Source data:

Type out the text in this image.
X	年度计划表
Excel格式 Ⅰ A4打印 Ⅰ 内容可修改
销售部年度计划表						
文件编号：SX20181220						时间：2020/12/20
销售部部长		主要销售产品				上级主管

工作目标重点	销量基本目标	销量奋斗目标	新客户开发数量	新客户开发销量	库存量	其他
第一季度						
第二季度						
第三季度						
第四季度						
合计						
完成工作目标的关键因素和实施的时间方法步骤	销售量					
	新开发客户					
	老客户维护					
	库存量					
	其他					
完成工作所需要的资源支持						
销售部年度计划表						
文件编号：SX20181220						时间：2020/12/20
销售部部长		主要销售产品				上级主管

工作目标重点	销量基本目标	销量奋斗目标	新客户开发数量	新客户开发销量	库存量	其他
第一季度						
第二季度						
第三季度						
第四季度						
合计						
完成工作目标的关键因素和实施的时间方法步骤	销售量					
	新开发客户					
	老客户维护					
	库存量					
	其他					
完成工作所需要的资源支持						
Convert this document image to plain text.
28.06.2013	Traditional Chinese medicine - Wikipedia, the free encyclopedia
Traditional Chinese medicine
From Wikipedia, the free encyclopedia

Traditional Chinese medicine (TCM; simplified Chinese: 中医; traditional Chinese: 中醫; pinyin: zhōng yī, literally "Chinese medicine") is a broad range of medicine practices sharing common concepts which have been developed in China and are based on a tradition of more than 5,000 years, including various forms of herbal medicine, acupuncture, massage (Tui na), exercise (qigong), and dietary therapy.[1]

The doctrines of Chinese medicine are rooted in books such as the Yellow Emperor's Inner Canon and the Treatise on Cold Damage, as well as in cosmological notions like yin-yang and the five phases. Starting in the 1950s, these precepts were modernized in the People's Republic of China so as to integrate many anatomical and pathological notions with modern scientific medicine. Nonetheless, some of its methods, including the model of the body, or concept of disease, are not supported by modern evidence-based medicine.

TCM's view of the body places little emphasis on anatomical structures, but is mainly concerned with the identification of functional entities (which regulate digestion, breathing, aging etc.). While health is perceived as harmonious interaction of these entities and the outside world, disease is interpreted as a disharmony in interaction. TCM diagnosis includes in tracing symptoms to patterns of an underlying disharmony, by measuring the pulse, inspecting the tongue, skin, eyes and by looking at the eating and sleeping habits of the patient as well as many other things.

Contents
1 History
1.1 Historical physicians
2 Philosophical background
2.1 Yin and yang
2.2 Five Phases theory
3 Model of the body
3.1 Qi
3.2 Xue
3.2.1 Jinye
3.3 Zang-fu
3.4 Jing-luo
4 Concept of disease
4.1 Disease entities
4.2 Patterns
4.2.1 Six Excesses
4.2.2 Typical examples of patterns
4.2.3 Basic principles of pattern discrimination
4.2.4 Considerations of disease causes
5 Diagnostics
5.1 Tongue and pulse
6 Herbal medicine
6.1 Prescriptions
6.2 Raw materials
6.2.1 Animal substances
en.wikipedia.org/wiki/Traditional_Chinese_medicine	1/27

**TO BE DONE:**
Go through the records above and set each one down exactly, please.

**ANSWER IN FULL:**
Type out the text in this image.
X	年度计划表
Excel格式 Ⅰ A4打印 Ⅰ 内容可修改
销售部年度计划表						
文件编号：SX20181220						时间：2020/12/20
销售部部长		主要销售产品				上级主管

工作目标重点	销量基本目标	销量奋斗目标	新客户开发数量	新客户开发销量	库存量	其他
第一季度						
第二季度						
第三季度						
第四季度						
合计						
完成工作目标的关键因素和实施的时间方法步骤	销售量					
	新开发客户					
	老客户维护					
	库存量					
	其他					
完成工作所需要的资源支持						
销售部年度计划表						
文件编号：SX20181220						时间：2020/12/20
销售部部长		主要销售产品				上级主管

工作目标重点	销量基本目标	销量奋斗目标	新客户开发数量	新客户开发销量	库存量	其他
第一季度						
第二季度						
第三季度						
第四季度						
合计						
完成工作目标的关键因素和实施的时间方法步骤	销售量					
	新开发客户					
	老客户维护					
	库存量					
	其他					
完成工作所需要的资源支持						
Convert this document image to plain text.
28.06.2013	Traditional Chinese medicine - Wikipedia, the free encyclopedia
Traditional Chinese medicine
From Wikipedia, the free encyclopedia

Traditional Chinese medicine (TCM; simplified Chinese: 中医; traditional Chinese: 中醫; pinyin: zhōng yī, literally "Chinese medicine") is a broad range of medicine practices sharing common concepts which have been developed in China and are based on a tradition of more than 5,000 years, including various forms of herbal medicine, acupuncture, massage (Tui na), exercise (qigong), and dietary therapy.[1]

The doctrines of Chinese medicine are rooted in books such as the Yellow Emperor's Inner Canon and the Treatise on Cold Damage, as well as in cosmological notions like yin-yang and the five phases. Starting in the 1950s, these precepts were modernized in the People's Republic of China so as to integrate many anatomical and pathological notions with modern scientific medicine. Nonetheless, some of its methods, including the model of the body, or concept of disease, are not supported by modern evidence-based medicine.

TCM's view of the body places little emphasis on anatomical structures, but is mainly concerned with the identification of functional entities (which regulate digestion, breathing, aging etc.). While health is perceived as harmonious interaction of these entities and the outside world, disease is interpreted as a disharmony in interaction. TCM diagnosis includes in tracing symptoms to patterns of an underlying disharmony, by measuring the pulse, inspecting the tongue, skin, eyes and by looking at the eating and sleeping habits of the patient as well as many other things.

Contents
1 History
1.1 Historical physicians
2 Philosophical background
2.1 Yin and yang
2.2 Five Phases theory
3 Model of the body
3.1 Qi
3.2 Xue
3.2.1 Jinye
3.3 Zang-fu
3.4 Jing-luo
4 Concept of disease
4.1 Disease entities
4.2 Patterns
4.2.1 Six Excesses
4.2.2 Typical examples of patterns
4.2.3 Basic principles of pattern discrimination
4.2.4 Considerations of disease causes
5 Diagnostics
5.1 Tongue and pulse
6 Herbal medicine
6.1 Prescriptions
6.2 Raw materials
6.2.1 Animal substances
en.wikipedia.org/wiki/Traditional_Chinese_medicine	1/27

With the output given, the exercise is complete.